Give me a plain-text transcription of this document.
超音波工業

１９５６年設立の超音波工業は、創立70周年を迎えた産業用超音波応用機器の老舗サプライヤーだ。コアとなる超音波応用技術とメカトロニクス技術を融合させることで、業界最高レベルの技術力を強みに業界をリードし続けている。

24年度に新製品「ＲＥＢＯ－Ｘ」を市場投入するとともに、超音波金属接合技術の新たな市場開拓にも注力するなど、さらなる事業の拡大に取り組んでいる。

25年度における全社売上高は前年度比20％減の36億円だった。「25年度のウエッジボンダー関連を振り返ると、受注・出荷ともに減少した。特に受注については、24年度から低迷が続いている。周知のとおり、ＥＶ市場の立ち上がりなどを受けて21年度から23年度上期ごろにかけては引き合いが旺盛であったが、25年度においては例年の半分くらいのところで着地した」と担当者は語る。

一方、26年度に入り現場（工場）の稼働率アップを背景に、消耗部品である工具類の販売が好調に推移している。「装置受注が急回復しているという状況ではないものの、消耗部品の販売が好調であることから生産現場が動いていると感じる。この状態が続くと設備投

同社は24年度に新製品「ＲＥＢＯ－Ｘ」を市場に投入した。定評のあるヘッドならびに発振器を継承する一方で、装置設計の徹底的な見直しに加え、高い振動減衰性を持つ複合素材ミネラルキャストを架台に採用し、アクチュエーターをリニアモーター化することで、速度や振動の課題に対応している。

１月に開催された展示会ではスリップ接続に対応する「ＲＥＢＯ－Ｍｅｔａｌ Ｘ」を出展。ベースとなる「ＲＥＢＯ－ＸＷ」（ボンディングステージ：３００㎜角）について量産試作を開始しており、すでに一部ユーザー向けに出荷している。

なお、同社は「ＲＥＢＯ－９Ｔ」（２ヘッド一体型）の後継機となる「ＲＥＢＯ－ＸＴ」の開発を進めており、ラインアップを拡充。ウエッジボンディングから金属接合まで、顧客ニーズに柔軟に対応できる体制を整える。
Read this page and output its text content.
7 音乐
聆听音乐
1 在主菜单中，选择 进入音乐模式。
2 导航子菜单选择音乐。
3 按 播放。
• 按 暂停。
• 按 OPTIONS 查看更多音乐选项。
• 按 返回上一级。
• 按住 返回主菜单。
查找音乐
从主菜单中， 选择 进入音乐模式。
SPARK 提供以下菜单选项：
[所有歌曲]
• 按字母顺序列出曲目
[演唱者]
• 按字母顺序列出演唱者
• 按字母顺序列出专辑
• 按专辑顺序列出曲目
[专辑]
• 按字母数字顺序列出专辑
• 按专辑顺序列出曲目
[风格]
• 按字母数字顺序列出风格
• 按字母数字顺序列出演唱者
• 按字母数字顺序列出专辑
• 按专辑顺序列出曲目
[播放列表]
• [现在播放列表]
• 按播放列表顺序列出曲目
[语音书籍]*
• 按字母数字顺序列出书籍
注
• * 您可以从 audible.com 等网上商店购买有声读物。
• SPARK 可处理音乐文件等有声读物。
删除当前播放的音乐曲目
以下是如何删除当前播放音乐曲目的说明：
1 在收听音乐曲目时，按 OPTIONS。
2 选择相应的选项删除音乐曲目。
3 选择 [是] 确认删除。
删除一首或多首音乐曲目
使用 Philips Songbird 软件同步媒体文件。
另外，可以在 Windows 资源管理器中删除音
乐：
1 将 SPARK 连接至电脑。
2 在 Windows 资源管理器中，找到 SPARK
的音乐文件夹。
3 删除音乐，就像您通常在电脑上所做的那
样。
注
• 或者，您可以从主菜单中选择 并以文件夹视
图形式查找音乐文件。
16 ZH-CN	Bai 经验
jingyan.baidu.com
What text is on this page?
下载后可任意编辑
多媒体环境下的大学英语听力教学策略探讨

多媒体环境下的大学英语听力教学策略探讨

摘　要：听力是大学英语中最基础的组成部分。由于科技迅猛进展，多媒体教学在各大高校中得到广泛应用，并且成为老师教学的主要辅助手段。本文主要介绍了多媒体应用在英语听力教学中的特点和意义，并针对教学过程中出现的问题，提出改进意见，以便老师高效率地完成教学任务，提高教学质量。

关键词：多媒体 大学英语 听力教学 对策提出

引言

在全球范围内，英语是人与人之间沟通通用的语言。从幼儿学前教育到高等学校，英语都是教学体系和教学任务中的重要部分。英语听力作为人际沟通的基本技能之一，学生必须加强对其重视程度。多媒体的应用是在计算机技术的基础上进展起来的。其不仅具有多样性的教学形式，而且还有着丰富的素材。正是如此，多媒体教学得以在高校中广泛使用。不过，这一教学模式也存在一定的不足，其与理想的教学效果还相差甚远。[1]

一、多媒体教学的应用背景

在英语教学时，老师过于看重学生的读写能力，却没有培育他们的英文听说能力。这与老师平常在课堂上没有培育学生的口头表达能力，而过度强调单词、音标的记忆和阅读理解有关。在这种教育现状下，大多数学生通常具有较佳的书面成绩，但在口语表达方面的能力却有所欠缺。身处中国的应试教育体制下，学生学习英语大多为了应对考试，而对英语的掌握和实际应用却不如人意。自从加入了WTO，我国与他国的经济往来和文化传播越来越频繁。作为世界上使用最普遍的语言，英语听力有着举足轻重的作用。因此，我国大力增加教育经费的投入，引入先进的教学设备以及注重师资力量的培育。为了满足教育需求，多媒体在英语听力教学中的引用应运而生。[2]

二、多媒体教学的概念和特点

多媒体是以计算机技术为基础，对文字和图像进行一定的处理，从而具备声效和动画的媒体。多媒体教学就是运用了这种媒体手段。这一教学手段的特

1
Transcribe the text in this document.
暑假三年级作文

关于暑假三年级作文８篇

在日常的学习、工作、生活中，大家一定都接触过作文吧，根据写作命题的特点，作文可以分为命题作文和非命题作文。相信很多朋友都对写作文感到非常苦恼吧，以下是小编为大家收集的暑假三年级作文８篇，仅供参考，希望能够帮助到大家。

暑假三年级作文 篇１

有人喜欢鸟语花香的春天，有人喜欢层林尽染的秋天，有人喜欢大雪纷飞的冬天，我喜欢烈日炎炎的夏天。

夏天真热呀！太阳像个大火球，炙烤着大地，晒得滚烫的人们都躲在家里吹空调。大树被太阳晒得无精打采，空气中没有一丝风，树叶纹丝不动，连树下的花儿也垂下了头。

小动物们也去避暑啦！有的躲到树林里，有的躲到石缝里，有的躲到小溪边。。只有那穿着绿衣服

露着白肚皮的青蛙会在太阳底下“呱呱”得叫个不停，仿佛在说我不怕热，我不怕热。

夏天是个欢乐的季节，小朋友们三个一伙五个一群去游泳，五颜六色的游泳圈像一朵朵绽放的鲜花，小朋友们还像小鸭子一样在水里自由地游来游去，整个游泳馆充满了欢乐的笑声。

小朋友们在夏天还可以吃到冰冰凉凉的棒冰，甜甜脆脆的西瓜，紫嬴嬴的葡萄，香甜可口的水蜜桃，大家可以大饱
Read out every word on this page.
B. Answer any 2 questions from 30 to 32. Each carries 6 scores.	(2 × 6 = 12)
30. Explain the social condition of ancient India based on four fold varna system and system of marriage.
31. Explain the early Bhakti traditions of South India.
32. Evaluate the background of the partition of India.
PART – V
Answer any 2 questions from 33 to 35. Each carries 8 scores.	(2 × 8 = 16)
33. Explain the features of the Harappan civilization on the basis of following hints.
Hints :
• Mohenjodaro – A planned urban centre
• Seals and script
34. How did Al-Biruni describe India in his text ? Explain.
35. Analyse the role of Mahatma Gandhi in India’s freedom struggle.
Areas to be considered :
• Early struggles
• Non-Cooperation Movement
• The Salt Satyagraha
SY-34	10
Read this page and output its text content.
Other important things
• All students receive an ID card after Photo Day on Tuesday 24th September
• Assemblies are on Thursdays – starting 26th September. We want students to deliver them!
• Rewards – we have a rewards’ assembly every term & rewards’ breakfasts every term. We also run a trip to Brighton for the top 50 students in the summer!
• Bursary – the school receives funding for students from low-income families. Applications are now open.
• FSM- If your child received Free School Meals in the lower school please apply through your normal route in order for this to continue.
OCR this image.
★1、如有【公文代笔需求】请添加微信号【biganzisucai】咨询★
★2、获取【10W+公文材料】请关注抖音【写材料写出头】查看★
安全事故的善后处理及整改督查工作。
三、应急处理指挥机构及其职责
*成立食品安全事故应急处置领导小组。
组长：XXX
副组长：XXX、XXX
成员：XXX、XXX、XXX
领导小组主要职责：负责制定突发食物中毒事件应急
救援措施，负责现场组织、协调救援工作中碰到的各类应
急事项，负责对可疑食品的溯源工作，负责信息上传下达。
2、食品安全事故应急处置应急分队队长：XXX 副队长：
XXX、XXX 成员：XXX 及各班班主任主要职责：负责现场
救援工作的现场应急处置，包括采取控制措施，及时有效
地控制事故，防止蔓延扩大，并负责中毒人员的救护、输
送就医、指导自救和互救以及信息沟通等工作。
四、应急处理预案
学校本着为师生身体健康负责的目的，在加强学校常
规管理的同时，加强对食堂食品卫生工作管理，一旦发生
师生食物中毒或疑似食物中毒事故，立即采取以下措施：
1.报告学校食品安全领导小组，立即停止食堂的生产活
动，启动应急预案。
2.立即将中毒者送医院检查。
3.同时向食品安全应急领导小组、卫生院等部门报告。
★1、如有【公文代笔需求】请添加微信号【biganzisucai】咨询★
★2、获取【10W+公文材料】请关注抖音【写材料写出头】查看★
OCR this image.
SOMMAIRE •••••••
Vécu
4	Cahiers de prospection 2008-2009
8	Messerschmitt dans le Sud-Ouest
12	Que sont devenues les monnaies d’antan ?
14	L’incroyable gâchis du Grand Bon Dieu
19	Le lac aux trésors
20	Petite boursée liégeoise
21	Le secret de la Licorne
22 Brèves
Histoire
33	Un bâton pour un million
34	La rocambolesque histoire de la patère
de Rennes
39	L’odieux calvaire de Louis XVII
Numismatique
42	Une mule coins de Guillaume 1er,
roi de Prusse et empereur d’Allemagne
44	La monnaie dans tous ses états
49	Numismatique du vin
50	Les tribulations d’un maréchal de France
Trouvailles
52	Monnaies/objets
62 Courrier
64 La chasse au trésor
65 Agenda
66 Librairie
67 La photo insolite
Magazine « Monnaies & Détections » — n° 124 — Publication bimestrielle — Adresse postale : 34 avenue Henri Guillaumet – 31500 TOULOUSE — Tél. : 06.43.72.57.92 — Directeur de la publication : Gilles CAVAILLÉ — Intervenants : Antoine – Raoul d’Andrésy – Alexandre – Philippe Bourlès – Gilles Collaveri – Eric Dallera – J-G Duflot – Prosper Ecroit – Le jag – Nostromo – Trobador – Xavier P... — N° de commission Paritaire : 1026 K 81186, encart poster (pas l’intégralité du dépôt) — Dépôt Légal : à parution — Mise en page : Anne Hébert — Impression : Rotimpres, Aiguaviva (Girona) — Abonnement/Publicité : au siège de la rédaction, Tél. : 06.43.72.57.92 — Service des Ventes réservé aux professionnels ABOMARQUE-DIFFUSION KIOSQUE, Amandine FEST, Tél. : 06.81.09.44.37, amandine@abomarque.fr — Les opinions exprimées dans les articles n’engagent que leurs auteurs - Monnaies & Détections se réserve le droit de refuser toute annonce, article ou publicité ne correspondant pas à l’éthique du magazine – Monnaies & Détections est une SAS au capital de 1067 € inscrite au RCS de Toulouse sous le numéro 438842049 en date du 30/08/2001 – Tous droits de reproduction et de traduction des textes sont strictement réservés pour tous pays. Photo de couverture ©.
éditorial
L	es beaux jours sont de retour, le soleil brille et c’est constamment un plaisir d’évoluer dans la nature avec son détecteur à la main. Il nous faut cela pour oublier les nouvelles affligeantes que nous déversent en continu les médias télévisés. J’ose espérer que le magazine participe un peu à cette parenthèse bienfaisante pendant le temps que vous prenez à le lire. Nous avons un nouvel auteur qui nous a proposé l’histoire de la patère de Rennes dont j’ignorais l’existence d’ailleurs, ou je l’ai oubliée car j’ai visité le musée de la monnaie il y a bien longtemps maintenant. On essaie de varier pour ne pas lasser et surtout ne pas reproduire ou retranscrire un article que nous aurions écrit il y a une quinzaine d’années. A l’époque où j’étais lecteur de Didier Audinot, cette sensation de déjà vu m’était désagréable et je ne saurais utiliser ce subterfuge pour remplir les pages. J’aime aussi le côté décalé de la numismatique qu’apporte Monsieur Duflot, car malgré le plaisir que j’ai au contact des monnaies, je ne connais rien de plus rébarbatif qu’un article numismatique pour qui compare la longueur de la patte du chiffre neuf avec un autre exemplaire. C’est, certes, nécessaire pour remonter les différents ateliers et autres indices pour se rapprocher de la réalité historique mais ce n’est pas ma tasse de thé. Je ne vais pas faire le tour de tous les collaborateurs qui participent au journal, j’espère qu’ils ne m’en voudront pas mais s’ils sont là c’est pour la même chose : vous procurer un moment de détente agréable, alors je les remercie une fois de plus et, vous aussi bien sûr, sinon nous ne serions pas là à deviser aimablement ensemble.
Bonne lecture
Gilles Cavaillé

------

## [Requirement]
Copy each line of the data above that holds "from".

## [Worked solution]
B. Answer any 2 questions from 30 to 32. Each carries 6 scores.	(2 × 6 = 12)
Answer any 2 questions from 33 to 35. Each carries 8 scores.	(2 × 8 = 16)
• Bursary – the school receives funding for students from low-income families. Applications are now open.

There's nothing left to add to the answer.